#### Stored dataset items
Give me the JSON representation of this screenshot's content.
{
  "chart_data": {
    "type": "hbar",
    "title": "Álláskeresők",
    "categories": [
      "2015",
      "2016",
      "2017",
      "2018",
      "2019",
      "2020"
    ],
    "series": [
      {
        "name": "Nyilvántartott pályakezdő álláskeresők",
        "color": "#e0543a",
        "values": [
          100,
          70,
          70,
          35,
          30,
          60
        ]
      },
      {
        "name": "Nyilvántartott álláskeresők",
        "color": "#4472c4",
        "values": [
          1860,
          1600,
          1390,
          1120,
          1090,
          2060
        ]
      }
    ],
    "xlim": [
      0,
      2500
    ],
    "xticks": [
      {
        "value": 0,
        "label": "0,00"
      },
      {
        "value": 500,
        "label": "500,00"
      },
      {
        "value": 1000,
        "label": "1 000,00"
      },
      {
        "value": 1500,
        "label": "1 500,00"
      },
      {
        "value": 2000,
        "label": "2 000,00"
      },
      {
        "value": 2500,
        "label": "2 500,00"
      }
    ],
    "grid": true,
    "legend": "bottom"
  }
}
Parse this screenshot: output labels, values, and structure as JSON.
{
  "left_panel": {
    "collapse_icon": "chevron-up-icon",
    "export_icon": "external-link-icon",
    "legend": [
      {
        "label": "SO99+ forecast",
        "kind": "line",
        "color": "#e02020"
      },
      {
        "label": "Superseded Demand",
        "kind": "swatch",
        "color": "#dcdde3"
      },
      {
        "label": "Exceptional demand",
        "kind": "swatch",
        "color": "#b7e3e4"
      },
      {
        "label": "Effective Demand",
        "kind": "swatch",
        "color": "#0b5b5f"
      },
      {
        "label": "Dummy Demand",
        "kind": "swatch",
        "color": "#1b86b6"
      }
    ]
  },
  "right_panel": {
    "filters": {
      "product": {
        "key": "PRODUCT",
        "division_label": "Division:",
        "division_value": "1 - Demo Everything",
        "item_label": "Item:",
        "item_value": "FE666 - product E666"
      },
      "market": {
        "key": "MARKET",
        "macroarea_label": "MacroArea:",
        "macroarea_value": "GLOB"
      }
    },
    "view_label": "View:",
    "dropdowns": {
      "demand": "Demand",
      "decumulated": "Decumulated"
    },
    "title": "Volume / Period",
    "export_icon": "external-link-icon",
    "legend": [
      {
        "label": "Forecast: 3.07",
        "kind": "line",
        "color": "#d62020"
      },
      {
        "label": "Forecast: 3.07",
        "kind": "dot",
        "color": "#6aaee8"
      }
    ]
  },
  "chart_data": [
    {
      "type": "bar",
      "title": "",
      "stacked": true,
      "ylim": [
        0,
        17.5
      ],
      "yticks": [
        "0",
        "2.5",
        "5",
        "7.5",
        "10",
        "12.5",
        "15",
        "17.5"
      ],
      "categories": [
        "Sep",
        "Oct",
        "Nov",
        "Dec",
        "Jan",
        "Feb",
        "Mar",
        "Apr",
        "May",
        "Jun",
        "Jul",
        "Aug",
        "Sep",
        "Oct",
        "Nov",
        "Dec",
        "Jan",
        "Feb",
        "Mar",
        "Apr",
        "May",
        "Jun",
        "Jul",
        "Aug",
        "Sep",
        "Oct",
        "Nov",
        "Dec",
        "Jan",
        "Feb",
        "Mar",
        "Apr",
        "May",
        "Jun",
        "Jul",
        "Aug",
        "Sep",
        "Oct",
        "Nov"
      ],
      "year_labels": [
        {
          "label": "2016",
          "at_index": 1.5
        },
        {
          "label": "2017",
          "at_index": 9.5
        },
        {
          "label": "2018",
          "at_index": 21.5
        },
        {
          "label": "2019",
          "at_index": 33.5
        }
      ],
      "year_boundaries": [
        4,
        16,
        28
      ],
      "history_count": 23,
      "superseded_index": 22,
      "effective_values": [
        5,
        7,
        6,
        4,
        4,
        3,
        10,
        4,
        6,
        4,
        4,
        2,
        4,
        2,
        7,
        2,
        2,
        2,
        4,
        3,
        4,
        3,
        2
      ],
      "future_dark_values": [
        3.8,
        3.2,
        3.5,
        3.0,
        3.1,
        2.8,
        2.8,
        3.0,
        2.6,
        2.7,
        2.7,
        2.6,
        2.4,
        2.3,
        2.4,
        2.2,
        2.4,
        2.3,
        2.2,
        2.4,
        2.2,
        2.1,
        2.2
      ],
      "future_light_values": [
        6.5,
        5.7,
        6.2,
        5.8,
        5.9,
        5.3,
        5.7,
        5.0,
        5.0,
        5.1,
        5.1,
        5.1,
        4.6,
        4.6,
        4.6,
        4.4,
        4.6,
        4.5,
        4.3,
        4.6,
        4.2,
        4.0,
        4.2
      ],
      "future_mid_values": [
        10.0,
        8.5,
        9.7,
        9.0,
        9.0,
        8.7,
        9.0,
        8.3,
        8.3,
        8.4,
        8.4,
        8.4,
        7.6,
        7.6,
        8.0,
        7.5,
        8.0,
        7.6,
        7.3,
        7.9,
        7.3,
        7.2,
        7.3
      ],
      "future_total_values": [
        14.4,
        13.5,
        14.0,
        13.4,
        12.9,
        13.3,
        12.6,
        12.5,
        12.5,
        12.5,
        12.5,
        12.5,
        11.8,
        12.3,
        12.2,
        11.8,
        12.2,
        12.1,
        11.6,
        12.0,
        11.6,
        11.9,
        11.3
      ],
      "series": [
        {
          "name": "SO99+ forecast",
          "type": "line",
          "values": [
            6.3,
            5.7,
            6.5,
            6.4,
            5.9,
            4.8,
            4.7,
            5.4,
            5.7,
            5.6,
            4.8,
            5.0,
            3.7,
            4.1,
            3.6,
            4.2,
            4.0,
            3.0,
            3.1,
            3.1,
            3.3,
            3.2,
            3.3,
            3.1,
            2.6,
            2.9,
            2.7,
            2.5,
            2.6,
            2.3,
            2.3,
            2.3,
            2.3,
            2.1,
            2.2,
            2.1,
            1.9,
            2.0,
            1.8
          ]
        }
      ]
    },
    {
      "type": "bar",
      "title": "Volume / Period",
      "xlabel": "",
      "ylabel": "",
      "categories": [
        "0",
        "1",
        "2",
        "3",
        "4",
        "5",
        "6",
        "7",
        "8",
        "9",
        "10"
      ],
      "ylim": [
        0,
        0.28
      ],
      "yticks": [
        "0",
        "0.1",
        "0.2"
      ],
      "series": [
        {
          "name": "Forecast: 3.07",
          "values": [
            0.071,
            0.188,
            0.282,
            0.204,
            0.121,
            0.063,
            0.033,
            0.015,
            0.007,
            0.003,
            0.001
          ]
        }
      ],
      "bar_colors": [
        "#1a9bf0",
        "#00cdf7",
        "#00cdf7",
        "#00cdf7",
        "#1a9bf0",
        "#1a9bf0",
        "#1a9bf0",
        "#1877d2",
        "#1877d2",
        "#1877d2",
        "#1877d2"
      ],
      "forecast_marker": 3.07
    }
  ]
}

#### Stated task
Copy out the material above in its entirety. Every detail must match.

#### Solution for this task
Give me the JSON representation of this screenshot's content.
{
  "chart_data": {
    "type": "hbar",
    "title": "Álláskeresők",
    "categories": [
      "2015",
      "2016",
      "2017",
      "2018",
      "2019",
      "2020"
    ],
    "series": [
      {
        "name": "Nyilvántartott pályakezdő álláskeresők",
        "color": "#e0543a",
        "values": [
          100,
          70,
          70,
          35,
          30,
          60
        ]
      },
      {
        "name": "Nyilvántartott álláskeresők",
        "color": "#4472c4",
        "values": [
          1860,
          1600,
          1390,
          1120,
          1090,
          2060
        ]
      }
    ],
    "xlim": [
      0,
      2500
    ],
    "xticks": [
      {
        "value": 0,
        "label": "0,00"
      },
      {
        "value": 500,
        "label": "500,00"
      },
      {
        "value": 1000,
        "label": "1 000,00"
      },
      {
        "value": 1500,
        "label": "1 500,00"
      },
      {
        "value": 2000,
        "label": "2 000,00"
      },
      {
        "value": 2500,
        "label": "2 500,00"
      }
    ],
    "grid": true,
    "legend": "bottom"
  }
}
Parse this screenshot: output labels, values, and structure as JSON.
{
  "left_panel": {
    "collapse_icon": "chevron-up-icon",
    "export_icon": "external-link-icon",
    "legend": [
      {
        "label": "SO99+ forecast",
        "kind": "line",
        "color": "#e02020"
      },
      {
        "label": "Superseded Demand",
        "kind": "swatch",
        "color": "#dcdde3"
      },
      {
        "label": "Exceptional demand",
        "kind": "swatch",
        "color": "#b7e3e4"
      },
      {
        "label": "Effective Demand",
        "kind": "swatch",
        "color": "#0b5b5f"
      },
      {
        "label": "Dummy Demand",
        "kind": "swatch",
        "color": "#1b86b6"
      }
    ]
  },
  "right_panel": {
    "filters": {
      "product": {
        "key": "PRODUCT",
        "division_label": "Division:",
        "division_value": "1 - Demo Everything",
        "item_label": "Item:",
        "item_value": "FE666 - product E666"
      },
      "market": {
        "key": "MARKET",
        "macroarea_label": "MacroArea:",
        "macroarea_value": "GLOB"
      }
    },
    "view_label": "View:",
    "dropdowns": {
      "demand": "Demand",
      "decumulated": "Decumulated"
    },
    "title": "Volume / Period",
    "export_icon": "external-link-icon",
    "legend": [
      {
        "label": "Forecast: 3.07",
        "kind": "line",
        "color": "#d62020"
      },
      {
        "label": "Forecast: 3.07",
        "kind": "dot",
        "color": "#6aaee8"
      }
    ]
  },
  "chart_data": [
    {
      "type": "bar",
      "title": "",
      "stacked": true,
      "ylim": [
        0,
        17.5
      ],
      "yticks": [
        "0",
        "2.5",
        "5",
        "7.5",
        "10",
        "12.5",
        "15",
        "17.5"
      ],
      "categories": [
        "Sep",
        "Oct",
        "Nov",
        "Dec",
        "Jan",
        "Feb",
        "Mar",
        "Apr",
        "May",
        "Jun",
        "Jul",
        "Aug",
        "Sep",
        "Oct",
        "Nov",
        "Dec",
        "Jan",
        "Feb",
        "Mar",
        "Apr",
        "May",
        "Jun",
        "Jul",
        "Aug",
        "Sep",
        "Oct",
        "Nov",
        "Dec",
        "Jan",
        "Feb",
        "Mar",
        "Apr",
        "May",
        "Jun",
        "Jul",
        "Aug",
        "Sep",
        "Oct",
        "Nov"
      ],
      "year_labels": [
        {
          "label": "2016",
          "at_index": 1.5
        },
        {
          "label": "2017",
          "at_index": 9.5
        },
        {
          "label": "2018",
          "at_index": 21.5
        },
        {
          "label": "2019",
          "at_index": 33.5
        }
      ],
      "year_boundaries": [
        4,
        16,
        28
      ],
      "history_count": 23,
      "superseded_index": 22,
      "effective_values": [
        5,
        7,
        6,
        4,
        4,
        3,
        10,
        4,
        6,
        4,
        4,
        2,
        4,
        2,
        7,
        2,
        2,
        2,
        4,
        3,
        4,
        3,
        2
      ],
      "future_dark_values": [
        3.8,
        3.2,
        3.5,
        3.0,
        3.1,
        2.8,
        2.8,
        3.0,
        2.6,
        2.7,
        2.7,
        2.6,
        2.4,
        2.3,
        2.4,
        2.2,
        2.4,
        2.3,
        2.2,
        2.4,
        2.2,
        2.1,
        2.2
      ],
      "future_light_values": [
        6.5,
        5.7,
        6.2,
        5.8,
        5.9,
        5.3,
        5.7,
        5.0,
        5.0,
        5.1,
        5.1,
        5.1,
        4.6,
        4.6,
        4.6,
        4.4,
        4.6,
        4.5,
        4.3,
        4.6,
        4.2,
        4.0,
        4.2
      ],
      "future_mid_values": [
        10.0,
        8.5,
        9.7,
        9.0,
        9.0,
        8.7,
        9.0,
        8.3,
        8.3,
        8.4,
        8.4,
        8.4,
        7.6,
        7.6,
        8.0,
        7.5,
        8.0,
        7.6,
        7.3,
        7.9,
        7.3,
        7.2,
        7.3
      ],
      "future_total_values": [
        14.4,
        13.5,
        14.0,
        13.4,
        12.9,
        13.3,
        12.6,
        12.5,
        12.5,
        12.5,
        12.5,
        12.5,
        11.8,
        12.3,
        12.2,
        11.8,
        12.2,
        12.1,
        11.6,
        12.0,
        11.6,
        11.9,
        11.3
      ],
      "series": [
        {
          "name": "SO99+ forecast",
          "type": "line",
          "values": [
            6.3,
            5.7,
            6.5,
            6.4,
            5.9,
            4.8,
            4.7,
            5.4,
            5.7,
            5.6,
            4.8,
            5.0,
            3.7,
            4.1,
            3.6,
            4.2,
            4.0,
            3.0,
            3.1,
            3.1,
            3.3,
            3.2,
            3.3,
            3.1,
            2.6,
            2.9,
            2.7,
            2.5,
            2.6,
            2.3,
            2.3,
            2.3,
            2.3,
            2.1,
            2.2,
            2.1,
            1.9,
            2.0,
            1.8
          ]
        }
      ]
    },
    {
      "type": "bar",
      "title": "Volume / Period",
      "xlabel": "",
      "ylabel": "",
      "categories": [
        "0",
        "1",
        "2",
        "3",
        "4",
        "5",
        "6",
        "7",
        "8",
        "9",
        "10"
      ],
      "ylim": [
        0,
        0.28
      ],
      "yticks": [
        "0",
        "0.1",
        "0.2"
      ],
      "series": [
        {
          "name": "Forecast: 3.07",
          "values": [
            0.071,
            0.188,
            0.282,
            0.204,
            0.121,
            0.063,
            0.033,
            0.015,
            0.007,
            0.003,
            0.001
          ]
        }
      ],
      "bar_colors": [
        "#1a9bf0",
        "#00cdf7",
        "#00cdf7",
        "#00cdf7",
        "#1a9bf0",
        "#1a9bf0",
        "#1a9bf0",
        "#1877d2",
        "#1877d2",
        "#1877d2",
        "#1877d2"
      ],
      "forecast_marker": 3.07
    }
  ]
}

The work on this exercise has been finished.